Passage to read:
——————

Researchers at the University of Arizona College of Medicine – Phoenix are partnering with Space Tango, a private aerospace company that designs, builds and operates facilities on the International Space Station, to develop an easy way to test astronauts’ health in space.
Led by Director and Professor Frederic Zenhausern, PhD, MBA, the UArizona Center for Applied NanoBioscience and Medicine (ANBM) has received three independent NASA grants. The latest funding will allow researchers to develop a diagnostic tool — a miniature, syringe-like device that can detect bio-agents and hundreds of biomarkers in blood or saliva — and test it in space.
“This is the next step in the evolution of this technology toward use on a test flight,” Dr. Zenhausern said, referring to the “vertical flow” device, a novel technology patented and licensed by Tech Launch Arizona, which helps bring UArizona innovations to the world through commercial pathways.
ANBM researcher Jian Gu, PhD, an associate professor in the college’s Basic Medical Sciences Department, will work with the Kentucky-based company to integrate the diagnostic platform into Space Tango’s automated hardware.
Jana Stoudemire, director of commercial innovation at Space Tango, said the company is pleased to partner with the research team at the UArizona College of Medicine – Phoenix. The device will be part of a payload housed in one of its autonomous CubeLabs that can provide near real-time data and monitoring in microgravity.
“Everything in the CubeLab has to be extremely well-designed and simple to use in the contained environment of a space mission and the International Space Station,” she said.
The basic questions researchers have to answer are: How do you take a blood or saliva sample in microgravity and how is it processed by an astronaut en route to Mars?
How do you take a blood or saliva sample in microgravity and how is it processed by an astronaut en route to Mars?

——————

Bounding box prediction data
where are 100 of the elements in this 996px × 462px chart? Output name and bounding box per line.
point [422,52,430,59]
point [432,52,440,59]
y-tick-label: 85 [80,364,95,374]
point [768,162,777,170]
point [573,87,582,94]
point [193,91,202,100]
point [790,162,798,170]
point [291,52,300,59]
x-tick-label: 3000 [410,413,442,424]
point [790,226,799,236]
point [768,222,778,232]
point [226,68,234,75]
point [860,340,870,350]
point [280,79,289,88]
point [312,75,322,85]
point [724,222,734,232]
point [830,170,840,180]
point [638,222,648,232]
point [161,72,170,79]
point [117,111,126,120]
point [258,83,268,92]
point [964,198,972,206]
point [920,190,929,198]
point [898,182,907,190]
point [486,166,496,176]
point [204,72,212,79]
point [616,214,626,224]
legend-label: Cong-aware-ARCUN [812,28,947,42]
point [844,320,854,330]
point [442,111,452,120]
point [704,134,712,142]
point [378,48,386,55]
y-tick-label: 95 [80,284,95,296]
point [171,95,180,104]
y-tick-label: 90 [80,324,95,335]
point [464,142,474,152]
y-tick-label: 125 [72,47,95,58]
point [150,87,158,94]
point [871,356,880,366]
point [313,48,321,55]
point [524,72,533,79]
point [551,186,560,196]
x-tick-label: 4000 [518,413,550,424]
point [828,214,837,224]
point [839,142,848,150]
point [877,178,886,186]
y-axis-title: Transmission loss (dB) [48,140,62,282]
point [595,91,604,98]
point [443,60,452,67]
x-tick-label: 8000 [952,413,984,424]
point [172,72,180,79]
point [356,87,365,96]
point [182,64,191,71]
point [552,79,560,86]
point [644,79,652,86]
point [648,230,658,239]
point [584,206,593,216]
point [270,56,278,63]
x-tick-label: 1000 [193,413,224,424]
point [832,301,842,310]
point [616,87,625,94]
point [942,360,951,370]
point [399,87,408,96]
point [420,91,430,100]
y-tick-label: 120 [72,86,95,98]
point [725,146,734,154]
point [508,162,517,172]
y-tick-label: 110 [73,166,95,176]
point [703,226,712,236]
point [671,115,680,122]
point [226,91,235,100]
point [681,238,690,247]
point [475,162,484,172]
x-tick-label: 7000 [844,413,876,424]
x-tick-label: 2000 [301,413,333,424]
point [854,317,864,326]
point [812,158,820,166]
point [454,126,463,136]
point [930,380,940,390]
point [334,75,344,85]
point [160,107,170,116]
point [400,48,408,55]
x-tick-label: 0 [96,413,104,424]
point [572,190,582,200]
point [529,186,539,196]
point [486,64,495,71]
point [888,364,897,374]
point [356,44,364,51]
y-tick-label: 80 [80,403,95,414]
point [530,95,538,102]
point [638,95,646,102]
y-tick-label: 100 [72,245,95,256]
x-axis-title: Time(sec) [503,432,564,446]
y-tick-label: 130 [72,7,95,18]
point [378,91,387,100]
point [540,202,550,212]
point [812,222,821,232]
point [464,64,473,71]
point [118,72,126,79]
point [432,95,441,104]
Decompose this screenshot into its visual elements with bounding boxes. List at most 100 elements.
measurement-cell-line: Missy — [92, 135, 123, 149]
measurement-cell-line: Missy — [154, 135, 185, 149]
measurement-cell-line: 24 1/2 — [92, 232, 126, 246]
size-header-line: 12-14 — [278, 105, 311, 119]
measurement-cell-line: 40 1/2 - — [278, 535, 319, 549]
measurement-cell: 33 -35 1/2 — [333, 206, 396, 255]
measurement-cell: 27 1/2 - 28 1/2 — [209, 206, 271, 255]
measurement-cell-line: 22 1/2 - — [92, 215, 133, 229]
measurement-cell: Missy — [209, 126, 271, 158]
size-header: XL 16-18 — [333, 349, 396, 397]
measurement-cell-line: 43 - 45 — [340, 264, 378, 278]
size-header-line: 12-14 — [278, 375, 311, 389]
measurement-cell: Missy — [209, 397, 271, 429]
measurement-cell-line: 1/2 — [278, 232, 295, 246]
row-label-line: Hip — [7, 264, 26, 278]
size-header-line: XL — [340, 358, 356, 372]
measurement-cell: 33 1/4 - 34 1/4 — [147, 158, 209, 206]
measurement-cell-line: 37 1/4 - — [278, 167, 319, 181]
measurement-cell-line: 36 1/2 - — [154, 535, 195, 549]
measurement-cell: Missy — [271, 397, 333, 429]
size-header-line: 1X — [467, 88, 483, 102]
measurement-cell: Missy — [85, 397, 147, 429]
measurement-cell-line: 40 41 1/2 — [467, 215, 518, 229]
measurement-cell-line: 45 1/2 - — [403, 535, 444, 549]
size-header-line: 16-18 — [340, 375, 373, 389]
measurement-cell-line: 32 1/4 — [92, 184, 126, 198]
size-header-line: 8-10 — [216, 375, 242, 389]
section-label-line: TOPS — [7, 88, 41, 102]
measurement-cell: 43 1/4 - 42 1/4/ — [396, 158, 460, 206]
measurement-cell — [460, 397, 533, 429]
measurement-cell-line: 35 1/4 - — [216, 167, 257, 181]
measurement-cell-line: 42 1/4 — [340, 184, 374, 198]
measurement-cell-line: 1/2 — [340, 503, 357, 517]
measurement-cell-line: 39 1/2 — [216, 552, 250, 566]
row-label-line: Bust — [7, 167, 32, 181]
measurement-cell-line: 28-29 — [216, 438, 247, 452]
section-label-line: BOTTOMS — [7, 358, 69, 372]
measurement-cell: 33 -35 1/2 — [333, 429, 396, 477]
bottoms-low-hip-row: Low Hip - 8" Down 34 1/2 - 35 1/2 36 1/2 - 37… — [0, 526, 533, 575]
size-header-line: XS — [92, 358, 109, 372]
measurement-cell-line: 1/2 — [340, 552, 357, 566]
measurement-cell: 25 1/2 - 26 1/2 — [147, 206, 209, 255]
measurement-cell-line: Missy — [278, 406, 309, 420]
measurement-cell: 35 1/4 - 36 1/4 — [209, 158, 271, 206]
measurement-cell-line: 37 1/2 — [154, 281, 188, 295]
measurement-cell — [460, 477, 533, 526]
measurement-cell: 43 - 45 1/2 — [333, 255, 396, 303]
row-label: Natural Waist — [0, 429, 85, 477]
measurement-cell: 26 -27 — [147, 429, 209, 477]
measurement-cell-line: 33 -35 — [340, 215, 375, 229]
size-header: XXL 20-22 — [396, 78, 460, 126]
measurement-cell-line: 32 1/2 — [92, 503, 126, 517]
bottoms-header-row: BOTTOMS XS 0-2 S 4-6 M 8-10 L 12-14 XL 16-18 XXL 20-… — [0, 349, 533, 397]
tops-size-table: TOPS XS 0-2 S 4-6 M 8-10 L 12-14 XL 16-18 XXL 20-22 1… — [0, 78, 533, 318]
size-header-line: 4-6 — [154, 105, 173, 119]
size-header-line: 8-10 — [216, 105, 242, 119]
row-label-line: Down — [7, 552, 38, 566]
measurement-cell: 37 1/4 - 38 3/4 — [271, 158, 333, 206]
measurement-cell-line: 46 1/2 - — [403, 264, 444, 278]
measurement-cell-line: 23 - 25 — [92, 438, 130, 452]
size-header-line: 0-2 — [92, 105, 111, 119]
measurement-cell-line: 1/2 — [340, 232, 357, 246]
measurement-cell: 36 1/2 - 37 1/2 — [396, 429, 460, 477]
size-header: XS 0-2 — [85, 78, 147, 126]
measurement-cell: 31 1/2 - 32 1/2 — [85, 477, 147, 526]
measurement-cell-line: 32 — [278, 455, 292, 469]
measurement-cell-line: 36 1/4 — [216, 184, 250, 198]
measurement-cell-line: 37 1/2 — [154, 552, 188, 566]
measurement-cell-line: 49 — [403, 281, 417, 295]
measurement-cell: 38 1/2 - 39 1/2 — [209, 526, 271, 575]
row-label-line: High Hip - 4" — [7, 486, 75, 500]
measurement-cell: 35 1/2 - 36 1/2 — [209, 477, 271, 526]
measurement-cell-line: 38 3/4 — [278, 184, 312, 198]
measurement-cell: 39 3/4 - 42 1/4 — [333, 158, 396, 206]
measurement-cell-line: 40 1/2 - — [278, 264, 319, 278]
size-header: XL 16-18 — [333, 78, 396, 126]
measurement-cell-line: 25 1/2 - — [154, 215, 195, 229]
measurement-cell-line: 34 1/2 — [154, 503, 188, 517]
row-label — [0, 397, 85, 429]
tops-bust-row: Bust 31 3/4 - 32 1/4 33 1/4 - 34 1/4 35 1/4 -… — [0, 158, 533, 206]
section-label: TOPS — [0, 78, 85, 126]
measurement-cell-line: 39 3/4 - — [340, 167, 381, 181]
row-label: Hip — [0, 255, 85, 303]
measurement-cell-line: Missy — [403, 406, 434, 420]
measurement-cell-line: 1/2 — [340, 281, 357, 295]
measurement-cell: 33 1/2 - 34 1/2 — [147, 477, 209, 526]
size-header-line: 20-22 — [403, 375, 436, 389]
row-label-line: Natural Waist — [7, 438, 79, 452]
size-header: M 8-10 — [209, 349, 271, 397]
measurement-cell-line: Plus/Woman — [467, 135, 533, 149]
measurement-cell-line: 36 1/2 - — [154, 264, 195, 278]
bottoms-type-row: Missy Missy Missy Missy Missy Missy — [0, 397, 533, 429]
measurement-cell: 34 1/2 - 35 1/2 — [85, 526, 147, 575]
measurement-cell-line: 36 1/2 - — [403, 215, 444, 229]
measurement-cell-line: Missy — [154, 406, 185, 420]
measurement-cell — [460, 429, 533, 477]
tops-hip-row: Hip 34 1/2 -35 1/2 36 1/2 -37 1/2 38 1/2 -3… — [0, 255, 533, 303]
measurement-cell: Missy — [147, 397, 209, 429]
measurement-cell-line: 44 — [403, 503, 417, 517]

——————

Assignment:
Reproduce verbatim the part of the article on the space diagnostic device starting at "ANBM researcher Jian" and ending at "monitoring in microgravity.".

Solution for this problem:
ANBM researcher Jian Gu, PhD, an associate professor in the college’s Basic Medical Sciences Department, will work with the Kentucky-based company to integrate the diagnostic platform into Space Tango’s automated hardware.
Jana Stoudemire, director of commercial innovation at Space Tango, said the company is pleased to partner with the research team at the UArizona College of Medicine – Phoenix. The device will be part of a payload housed in one of its autonomous CubeLabs that can provide near real-time data and monitoring in microgravity.